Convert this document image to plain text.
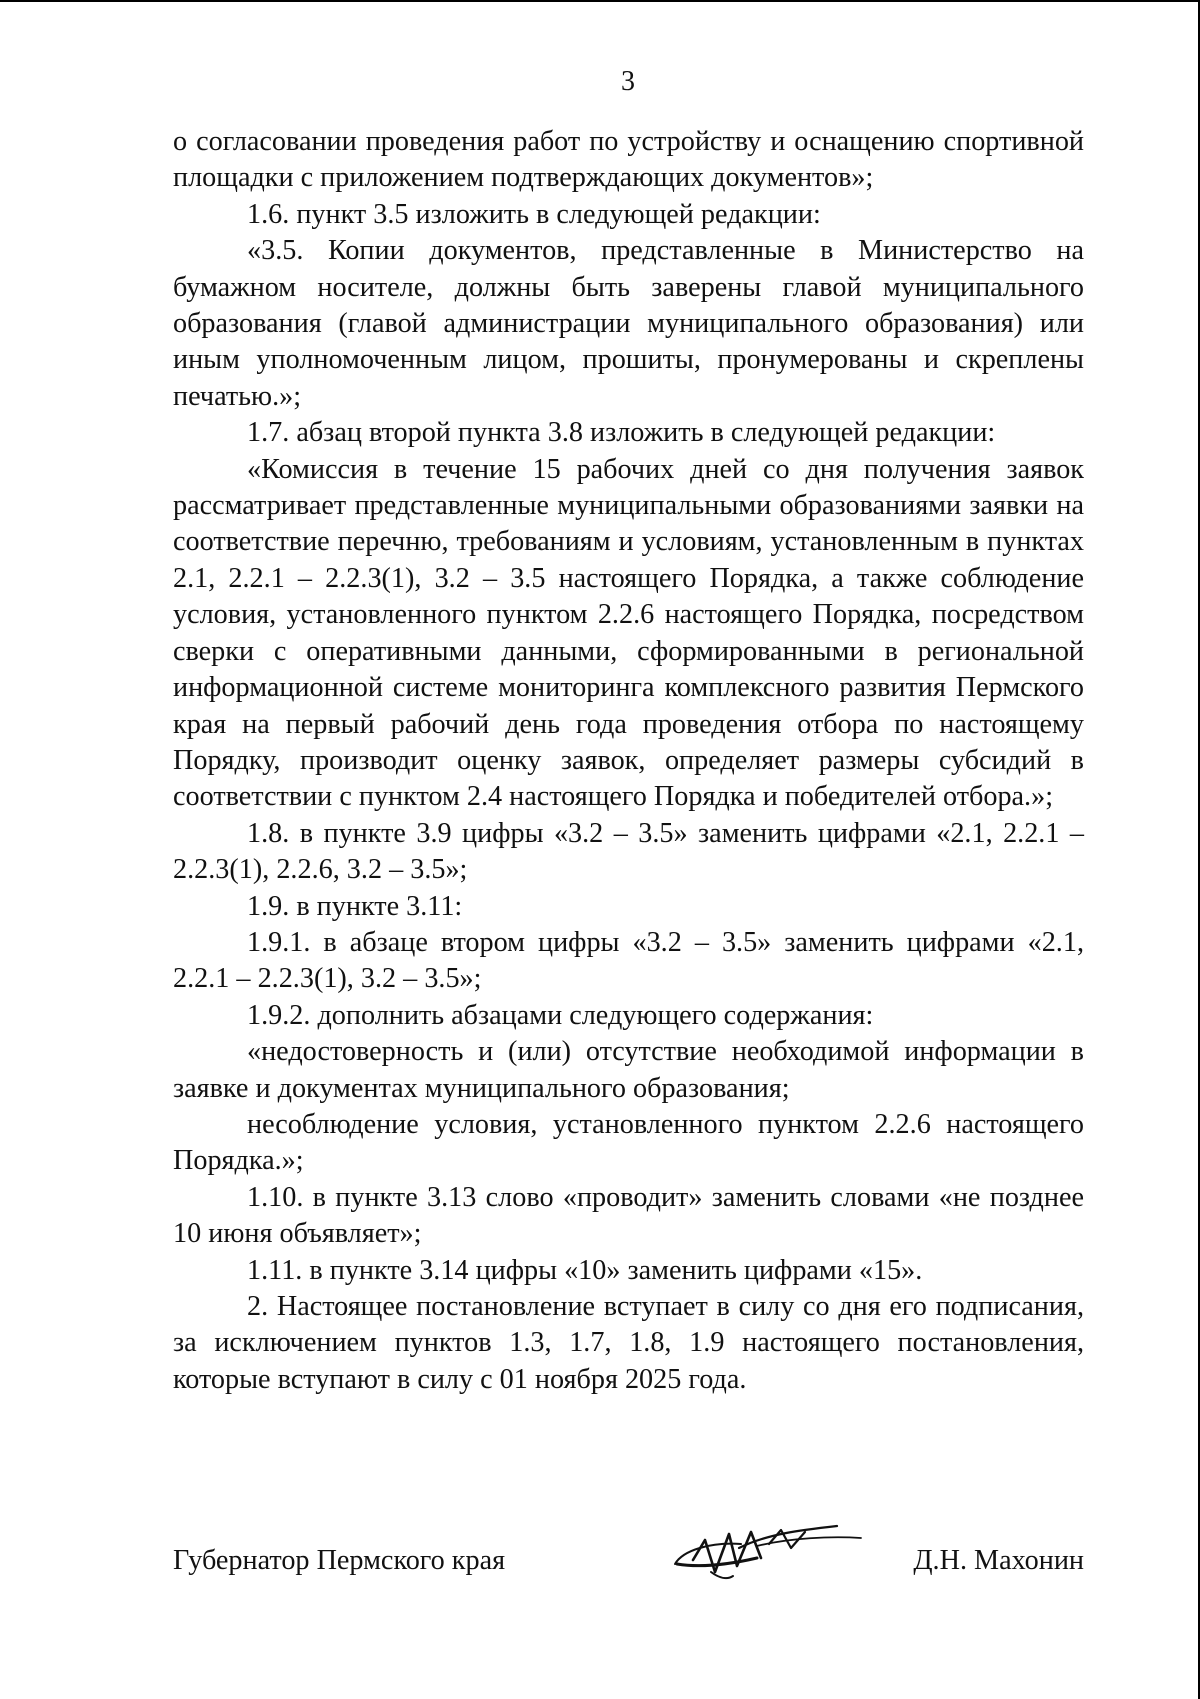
3

о согласовании проведения работ по устройству и оснащению спортивной площадки с приложением подтверждающих документов»;

1.6. пункт 3.5 изложить в следующей редакции:

«3.5. Копии документов, представленные в Министерство на бумажном носителе, должны быть заверены главой муниципального образования (главой администрации муниципального образования) или иным уполномоченным лицом, прошиты, пронумерованы и скреплены печатью.»;

1.7. абзац второй пункта 3.8 изложить в следующей редакции:

«Комиссия в течение 15 рабочих дней со дня получения заявок рассматривает представленные муниципальными образованиями заявки на соответствие перечню, требованиям и условиям, установленным в пунктах 2.1, 2.2.1 – 2.2.3(1), 3.2 – 3.5 настоящего Порядка, а также соблюдение условия, установленного пунктом 2.2.6 настоящего Порядка, посредством сверки с оперативными данными, сформированными в региональной информационной системе мониторинга комплексного развития Пермского края на первый рабочий день года проведения отбора по настоящему Порядку, производит оценку заявок, определяет размеры субсидий в соответствии с пунктом 2.4 настоящего Порядка и победителей отбора.»;

1.8. в пункте 3.9 цифры «3.2 – 3.5» заменить цифрами «2.1, 2.2.1 – 2.2.3(1), 2.2.6, 3.2 – 3.5»;

1.9. в пункте 3.11:

1.9.1. в абзаце втором цифры «3.2 – 3.5» заменить цифрами «2.1, 2.2.1 – 2.2.3(1), 3.2 – 3.5»;

1.9.2. дополнить абзацами следующего содержания:

«недостоверность и (или) отсутствие необходимой информации в заявке и документах муниципального образования;

несоблюдение условия, установленного пунктом 2.2.6 настоящего Порядка.»;

1.10. в пункте 3.13 слово «проводит» заменить словами «не позднее 10 июня объявляет»;

1.11. в пункте 3.14 цифры «10» заменить цифрами «15».

2. Настоящее постановление вступает в силу со дня его подписания, за исключением пунктов 1.3, 1.7, 1.8, 1.9 настоящего постановления, которые вступают в силу с 01 ноября 2025 года.

Губернатор Пермского края	Д.Н. Махонин
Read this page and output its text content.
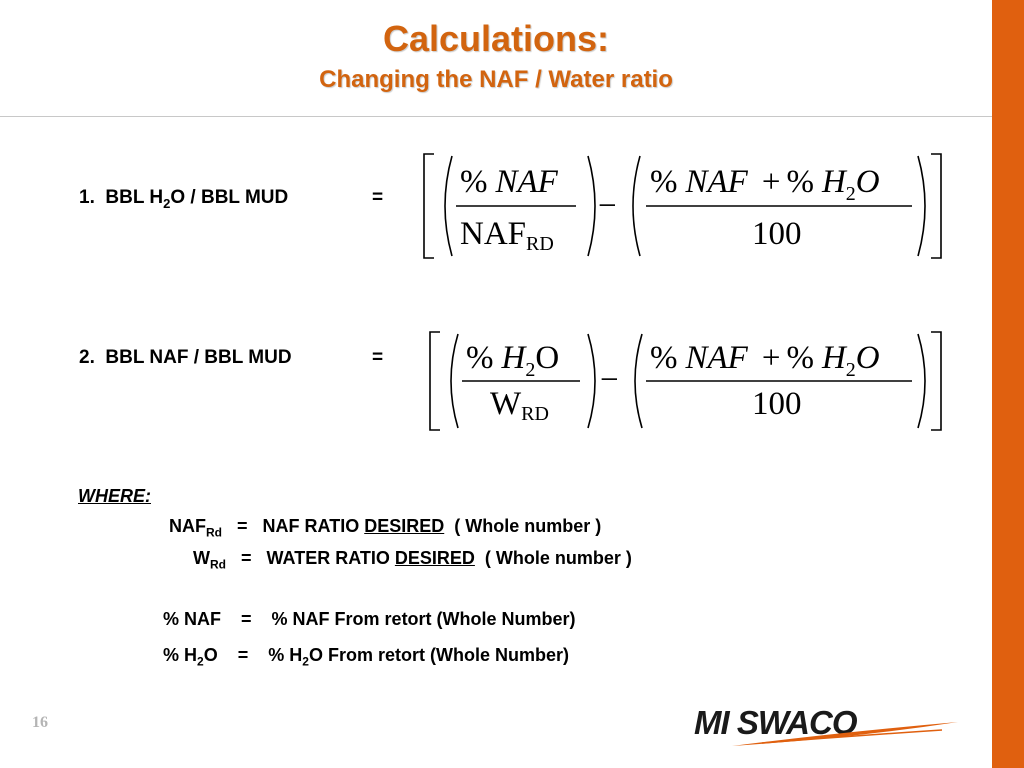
Calculations:
Changing the NAF / Water ratio
1. BBL $H_2O$ / BBL MUD	= % NAF
NAFRD
−
% NAF + % $H_2O$
100
2. BBL NAF / BBL MUD	=	% $H_2O$
WRD
−
% NAF + % $H_2O$
100
WHERE:
$NAF_{Rd}$ = NAF RATIO DESIRED ( Whole number )
$W_{Rd}$ = WATER RATIO DESIRED ( Whole number )
% NAF = % NAF From retort (Whole Number)
% $H_2O$ = % $H_2O$ From retort (Whole Number)
16	MI SWACO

CHALLENGE: Copy the whole listing above word for word but do not carry over the pictures.

SOLUTION:
Convert this document image to plain text.
3

о согласовании проведения работ по устройству и оснащению спортивной площадки с приложением подтверждающих документов»;

1.6. пункт 3.5 изложить в следующей редакции:

«3.5. Копии документов, представленные в Министерство на бумажном носителе, должны быть заверены главой муниципального образования (главой администрации муниципального образования) или иным уполномоченным лицом, прошиты, пронумерованы и скреплены печатью.»;

1.7. абзац второй пункта 3.8 изложить в следующей редакции:

«Комиссия в течение 15 рабочих дней со дня получения заявок рассматривает представленные муниципальными образованиями заявки на соответствие перечню, требованиям и условиям, установленным в пунктах 2.1, 2.2.1 – 2.2.3(1), 3.2 – 3.5 настоящего Порядка, а также соблюдение условия, установленного пунктом 2.2.6 настоящего Порядка, посредством сверки с оперативными данными, сформированными в региональной информационной системе мониторинга комплексного развития Пермского края на первый рабочий день года проведения отбора по настоящему Порядку, производит оценку заявок, определяет размеры субсидий в соответствии с пунктом 2.4 настоящего Порядка и победителей отбора.»;

1.8. в пункте 3.9 цифры «3.2 – 3.5» заменить цифрами «2.1, 2.2.1 – 2.2.3(1), 2.2.6, 3.2 – 3.5»;

1.9. в пункте 3.11:

1.9.1. в абзаце втором цифры «3.2 – 3.5» заменить цифрами «2.1, 2.2.1 – 2.2.3(1), 3.2 – 3.5»;

1.9.2. дополнить абзацами следующего содержания:

«недостоверность и (или) отсутствие необходимой информации в заявке и документах муниципального образования;

несоблюдение условия, установленного пунктом 2.2.6 настоящего Порядка.»;

1.10. в пункте 3.13 слово «проводит» заменить словами «не позднее 10 июня объявляет»;

1.11. в пункте 3.14 цифры «10» заменить цифрами «15».

2. Настоящее постановление вступает в силу со дня его подписания, за исключением пунктов 1.3, 1.7, 1.8, 1.9 настоящего постановления, которые вступают в силу с 01 ноября 2025 года.

Губернатор Пермского края	Д.Н. Махонин
Read this page and output its text content.
Calculations:
Changing the NAF / Water ratio
1. BBL $H_2O$ / BBL MUD	= % NAF
NAFRD
−
% NAF + % $H_2O$
100
2. BBL NAF / BBL MUD	=	% $H_2O$
WRD
−
% NAF + % $H_2O$
100
WHERE:
$NAF_{Rd}$ = NAF RATIO DESIRED ( Whole number )
$W_{Rd}$ = WATER RATIO DESIRED ( Whole number )
% NAF = % NAF From retort (Whole Number)
% $H_2O$ = % $H_2O$ From retort (Whole Number)
16	MI SWACO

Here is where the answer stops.